-- Start Dataset records --

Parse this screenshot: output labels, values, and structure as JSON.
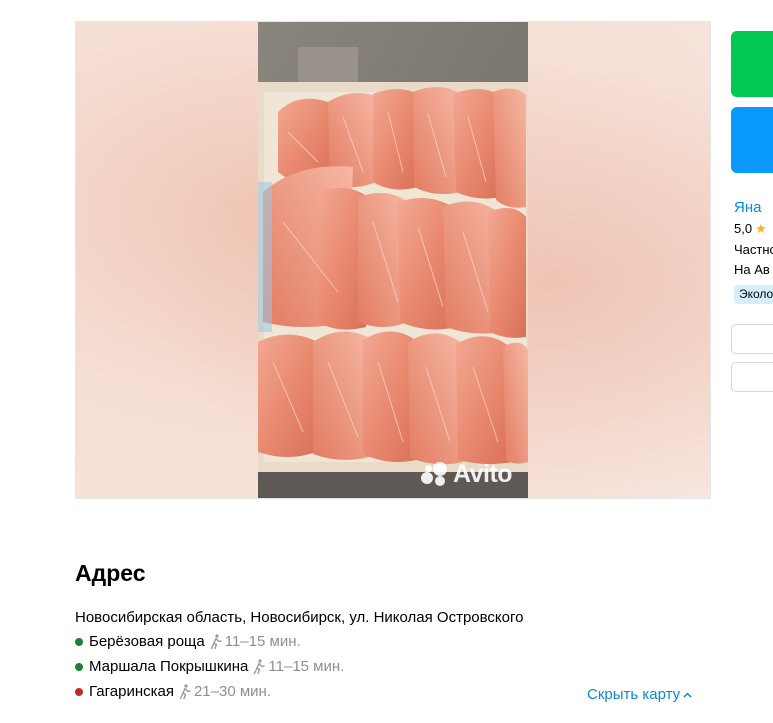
{
  "gallery": {
    "watermark": "Avito",
    "photo_subject": "frozen-fish-in-box"
  },
  "seller": {
    "name": "Яна",
    "rating": "5,0",
    "type": "Частно",
    "since": "На Ав",
    "badge": "Эколо"
  },
  "address": {
    "title": "Адрес",
    "line": "Новосибирская область, Новосибирск, ул. Николая Островского",
    "metro": [
      {
        "name": "Берёзовая роща",
        "time": "11–15 мин.",
        "color": "#1a7f37"
      },
      {
        "name": "Маршала Покрышкина",
        "time": "11–15 мин.",
        "color": "#1a7f37"
      },
      {
        "name": "Гагаринская",
        "time": "21–30 мин.",
        "color": "#c62828"
      }
    ],
    "hide_map": "Скрыть карту"
  },
  "colors": {
    "link": "#0a8ad6",
    "call_button": "#00c853",
    "message_button": "#0a99ff"
  }
}
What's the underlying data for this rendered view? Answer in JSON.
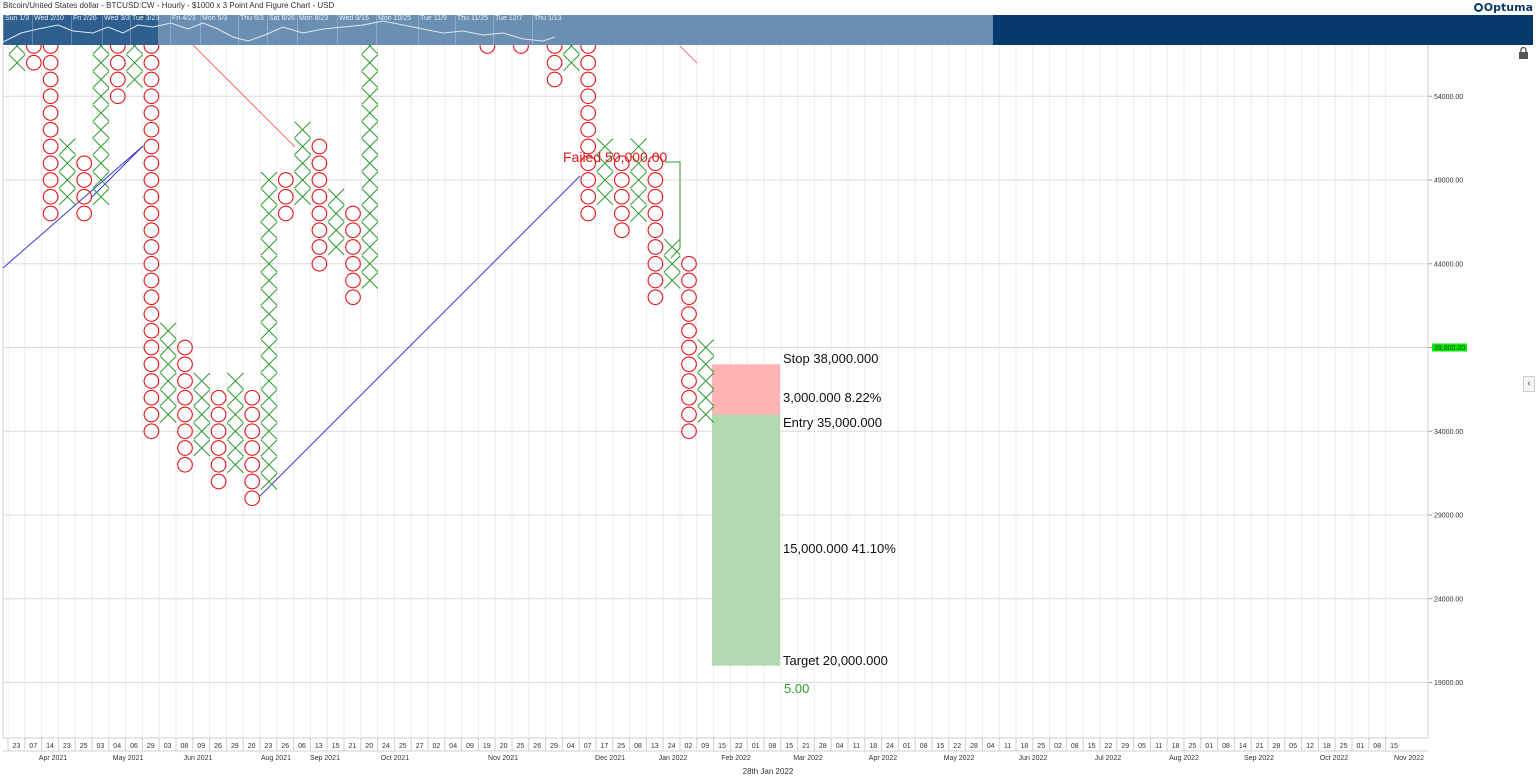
{
  "header": {
    "title": "Bitcoin/United States dollar - BTCUSD:CW - Hourly - $1000 x 3 Point And Figure Chart - USD",
    "logo_text": "Optuma"
  },
  "navigator": {
    "dates": [
      "Sun 1/3",
      "Wed 2/10",
      "Fri 2/26",
      "Wed 3/3",
      "Tue 3/23",
      "Fri 4/23",
      "Mon 5/3",
      "Thu 6/3",
      "Sat 6/26",
      "Mon 8/23",
      "Wed 9/16",
      "Mon 10/25",
      "Tue 11/9",
      "Thu 11/25",
      "Tue 12/7",
      "Thu 1/13"
    ]
  },
  "footer": {
    "date": "28th Jan 2022"
  },
  "colors": {
    "x_box": "#2e9b2e",
    "o_box": "#e0141a",
    "support_line": "#3b3bd1",
    "resistance_line": "#f07070",
    "stop_zone": "#ffb3b3",
    "target_zone": "#b3d9b0",
    "current_price_bg": "#00ee00"
  },
  "chart_data": {
    "type": "point-and-figure",
    "box_size": 1000,
    "reversal": 3,
    "ylim": [
      15000,
      59000
    ],
    "y_ticks": [
      "19000.00",
      "24000.00",
      "29000.00",
      "34000.00",
      "39000.00",
      "44000.00",
      "49000.00",
      "54000.00"
    ],
    "current_price": "39,000.00",
    "columns": [
      {
        "i": 0,
        "type": "X",
        "low": 56,
        "high": 57
      },
      {
        "i": 1,
        "type": "O",
        "low": 56,
        "high": 57
      },
      {
        "i": 2,
        "type": "O",
        "low": 47,
        "high": 57
      },
      {
        "i": 3,
        "type": "X",
        "low": 48,
        "high": 51
      },
      {
        "i": 4,
        "type": "O",
        "low": 47,
        "high": 50
      },
      {
        "i": 5,
        "type": "X",
        "low": 48,
        "high": 57
      },
      {
        "i": 6,
        "type": "O",
        "low": 54,
        "high": 57
      },
      {
        "i": 7,
        "type": "X",
        "low": 55,
        "high": 57
      },
      {
        "i": 8,
        "type": "O",
        "low": 34,
        "high": 57
      },
      {
        "i": 9,
        "type": "X",
        "low": 35,
        "high": 40
      },
      {
        "i": 10,
        "type": "O",
        "low": 32,
        "high": 39
      },
      {
        "i": 11,
        "type": "X",
        "low": 33,
        "high": 37
      },
      {
        "i": 12,
        "type": "O",
        "low": 31,
        "high": 36
      },
      {
        "i": 13,
        "type": "X",
        "low": 32,
        "high": 37
      },
      {
        "i": 14,
        "type": "O",
        "low": 30,
        "high": 36
      },
      {
        "i": 15,
        "type": "X",
        "low": 31,
        "high": 49
      },
      {
        "i": 16,
        "type": "O",
        "low": 47,
        "high": 49
      },
      {
        "i": 17,
        "type": "X",
        "low": 48,
        "high": 52
      },
      {
        "i": 18,
        "type": "O",
        "low": 44,
        "high": 51
      },
      {
        "i": 19,
        "type": "X",
        "low": 45,
        "high": 48
      },
      {
        "i": 20,
        "type": "O",
        "low": 42,
        "high": 47
      },
      {
        "i": 21,
        "type": "X",
        "low": 43,
        "high": 57
      },
      {
        "i": 28,
        "type": "O",
        "low": 57,
        "high": 57
      },
      {
        "i": 30,
        "type": "O",
        "low": 57,
        "high": 57
      },
      {
        "i": 32,
        "type": "O",
        "low": 55,
        "high": 57
      },
      {
        "i": 33,
        "type": "X",
        "low": 56,
        "high": 57
      },
      {
        "i": 34,
        "type": "O",
        "low": 47,
        "high": 57
      },
      {
        "i": 35,
        "type": "X",
        "low": 48,
        "high": 51
      },
      {
        "i": 36,
        "type": "O",
        "low": 46,
        "high": 50
      },
      {
        "i": 37,
        "type": "X",
        "low": 47,
        "high": 51
      },
      {
        "i": 38,
        "type": "O",
        "low": 42,
        "high": 50
      },
      {
        "i": 39,
        "type": "X",
        "low": 43,
        "high": 45
      },
      {
        "i": 40,
        "type": "O",
        "low": 34,
        "high": 44
      },
      {
        "i": 41,
        "type": "X",
        "low": 35,
        "high": 39
      }
    ],
    "x_ticks": [
      "23",
      "07",
      "14",
      "23",
      "25",
      "03",
      "04",
      "06",
      "29",
      "03",
      "08",
      "09",
      "26",
      "29",
      "20",
      "23",
      "26",
      "06",
      "13",
      "15",
      "21",
      "20",
      "24",
      "25",
      "27",
      "02",
      "04",
      "09",
      "19",
      "20",
      "25",
      "26",
      "29",
      "04",
      "07",
      "17",
      "25",
      "08",
      "13",
      "24",
      "02",
      "09",
      "15",
      "22",
      "01",
      "08",
      "15",
      "21",
      "28",
      "04",
      "11",
      "18",
      "24",
      "01",
      "08",
      "15",
      "22",
      "28",
      "04",
      "11",
      "18",
      "25",
      "02",
      "08",
      "15",
      "22",
      "29",
      "05",
      "11",
      "18",
      "25",
      "01",
      "08",
      "14",
      "21",
      "28",
      "05",
      "12",
      "18",
      "25",
      "01",
      "08",
      "15"
    ],
    "month_labels": [
      "Apr 2021",
      "May 2021",
      "Jun 2021",
      "Aug 2021",
      "Sep 2021",
      "Oct 2021",
      "Nov 2021",
      "Dec 2021",
      "Jan 2022",
      "Feb 2022",
      "Mar 2022",
      "Apr 2022",
      "May 2022",
      "Jun 2022",
      "Jul 2022",
      "Aug 2022",
      "Sep 2022",
      "Oct 2022",
      "Nov 2022"
    ],
    "annotations": {
      "failed": "Failed 50,000.00",
      "stop": "Stop   38,000.000",
      "risk": "3,000.000   8.22%",
      "entry": "Entry   35,000.000",
      "reward": "15,000.000   41.10%",
      "target": "Target   20,000.000",
      "ratio": "5.00"
    },
    "trade": {
      "stop": 38000,
      "entry": 35000,
      "target": 20000
    }
  }
}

-- End Dataset records --

What this task involves :: Leave out the pictures and restate everything else word for word.

Task answer ::
Parse this screenshot: output labels, values, and structure as JSON.
{
  "gallery": {
    "watermark": "Avito",
    "photo_subject": "frozen-fish-in-box"
  },
  "seller": {
    "name": "Яна",
    "rating": "5,0",
    "type": "Частно",
    "since": "На Ав",
    "badge": "Эколо"
  },
  "address": {
    "title": "Адрес",
    "line": "Новосибирская область, Новосибирск, ул. Николая Островского",
    "metro": [
      {
        "name": "Берёзовая роща",
        "time": "11–15 мин.",
        "color": "#1a7f37"
      },
      {
        "name": "Маршала Покрышкина",
        "time": "11–15 мин.",
        "color": "#1a7f37"
      },
      {
        "name": "Гагаринская",
        "time": "21–30 мин.",
        "color": "#c62828"
      }
    ],
    "hide_map": "Скрыть карту"
  },
  "colors": {
    "link": "#0a8ad6",
    "call_button": "#00c853",
    "message_button": "#0a99ff"
  }
}
What's the underlying data for this rendered view? Answer in JSON.
{
  "header": {
    "title": "Bitcoin/United States dollar - BTCUSD:CW - Hourly - $1000 x 3 Point And Figure Chart - USD",
    "logo_text": "Optuma"
  },
  "navigator": {
    "dates": [
      "Sun 1/3",
      "Wed 2/10",
      "Fri 2/26",
      "Wed 3/3",
      "Tue 3/23",
      "Fri 4/23",
      "Mon 5/3",
      "Thu 6/3",
      "Sat 6/26",
      "Mon 8/23",
      "Wed 9/16",
      "Mon 10/25",
      "Tue 11/9",
      "Thu 11/25",
      "Tue 12/7",
      "Thu 1/13"
    ]
  },
  "footer": {
    "date": "28th Jan 2022"
  },
  "colors": {
    "x_box": "#2e9b2e",
    "o_box": "#e0141a",
    "support_line": "#3b3bd1",
    "resistance_line": "#f07070",
    "stop_zone": "#ffb3b3",
    "target_zone": "#b3d9b0",
    "current_price_bg": "#00ee00"
  },
  "chart_data": {
    "type": "point-and-figure",
    "box_size": 1000,
    "reversal": 3,
    "ylim": [
      15000,
      59000
    ],
    "y_ticks": [
      "19000.00",
      "24000.00",
      "29000.00",
      "34000.00",
      "39000.00",
      "44000.00",
      "49000.00",
      "54000.00"
    ],
    "current_price": "39,000.00",
    "columns": [
      {
        "i": 0,
        "type": "X",
        "low": 56,
        "high": 57
      },
      {
        "i": 1,
        "type": "O",
        "low": 56,
        "high": 57
      },
      {
        "i": 2,
        "type": "O",
        "low": 47,
        "high": 57
      },
      {
        "i": 3,
        "type": "X",
        "low": 48,
        "high": 51
      },
      {
        "i": 4,
        "type": "O",
        "low": 47,
        "high": 50
      },
      {
        "i": 5,
        "type": "X",
        "low": 48,
        "high": 57
      },
      {
        "i": 6,
        "type": "O",
        "low": 54,
        "high": 57
      },
      {
        "i": 7,
        "type": "X",
        "low": 55,
        "high": 57
      },
      {
        "i": 8,
        "type": "O",
        "low": 34,
        "high": 57
      },
      {
        "i": 9,
        "type": "X",
        "low": 35,
        "high": 40
      },
      {
        "i": 10,
        "type": "O",
        "low": 32,
        "high": 39
      },
      {
        "i": 11,
        "type": "X",
        "low": 33,
        "high": 37
      },
      {
        "i": 12,
        "type": "O",
        "low": 31,
        "high": 36
      },
      {
        "i": 13,
        "type": "X",
        "low": 32,
        "high": 37
      },
      {
        "i": 14,
        "type": "O",
        "low": 30,
        "high": 36
      },
      {
        "i": 15,
        "type": "X",
        "low": 31,
        "high": 49
      },
      {
        "i": 16,
        "type": "O",
        "low": 47,
        "high": 49
      },
      {
        "i": 17,
        "type": "X",
        "low": 48,
        "high": 52
      },
      {
        "i": 18,
        "type": "O",
        "low": 44,
        "high": 51
      },
      {
        "i": 19,
        "type": "X",
        "low": 45,
        "high": 48
      },
      {
        "i": 20,
        "type": "O",
        "low": 42,
        "high": 47
      },
      {
        "i": 21,
        "type": "X",
        "low": 43,
        "high": 57
      },
      {
        "i": 28,
        "type": "O",
        "low": 57,
        "high": 57
      },
      {
        "i": 30,
        "type": "O",
        "low": 57,
        "high": 57
      },
      {
        "i": 32,
        "type": "O",
        "low": 55,
        "high": 57
      },
      {
        "i": 33,
        "type": "X",
        "low": 56,
        "high": 57
      },
      {
        "i": 34,
        "type": "O",
        "low": 47,
        "high": 57
      },
      {
        "i": 35,
        "type": "X",
        "low": 48,
        "high": 51
      },
      {
        "i": 36,
        "type": "O",
        "low": 46,
        "high": 50
      },
      {
        "i": 37,
        "type": "X",
        "low": 47,
        "high": 51
      },
      {
        "i": 38,
        "type": "O",
        "low": 42,
        "high": 50
      },
      {
        "i": 39,
        "type": "X",
        "low": 43,
        "high": 45
      },
      {
        "i": 40,
        "type": "O",
        "low": 34,
        "high": 44
      },
      {
        "i": 41,
        "type": "X",
        "low": 35,
        "high": 39
      }
    ],
    "x_ticks": [
      "23",
      "07",
      "14",
      "23",
      "25",
      "03",
      "04",
      "06",
      "29",
      "03",
      "08",
      "09",
      "26",
      "29",
      "20",
      "23",
      "26",
      "06",
      "13",
      "15",
      "21",
      "20",
      "24",
      "25",
      "27",
      "02",
      "04",
      "09",
      "19",
      "20",
      "25",
      "26",
      "29",
      "04",
      "07",
      "17",
      "25",
      "08",
      "13",
      "24",
      "02",
      "09",
      "15",
      "22",
      "01",
      "08",
      "15",
      "21",
      "28",
      "04",
      "11",
      "18",
      "24",
      "01",
      "08",
      "15",
      "22",
      "28",
      "04",
      "11",
      "18",
      "25",
      "02",
      "08",
      "15",
      "22",
      "29",
      "05",
      "11",
      "18",
      "25",
      "01",
      "08",
      "14",
      "21",
      "28",
      "05",
      "12",
      "18",
      "25",
      "01",
      "08",
      "15"
    ],
    "month_labels": [
      "Apr 2021",
      "May 2021",
      "Jun 2021",
      "Aug 2021",
      "Sep 2021",
      "Oct 2021",
      "Nov 2021",
      "Dec 2021",
      "Jan 2022",
      "Feb 2022",
      "Mar 2022",
      "Apr 2022",
      "May 2022",
      "Jun 2022",
      "Jul 2022",
      "Aug 2022",
      "Sep 2022",
      "Oct 2022",
      "Nov 2022"
    ],
    "annotations": {
      "failed": "Failed 50,000.00",
      "stop": "Stop   38,000.000",
      "risk": "3,000.000   8.22%",
      "entry": "Entry   35,000.000",
      "reward": "15,000.000   41.10%",
      "target": "Target   20,000.000",
      "ratio": "5.00"
    },
    "trade": {
      "stop": 38000,
      "entry": 35000,
      "target": 20000
    }
  }
}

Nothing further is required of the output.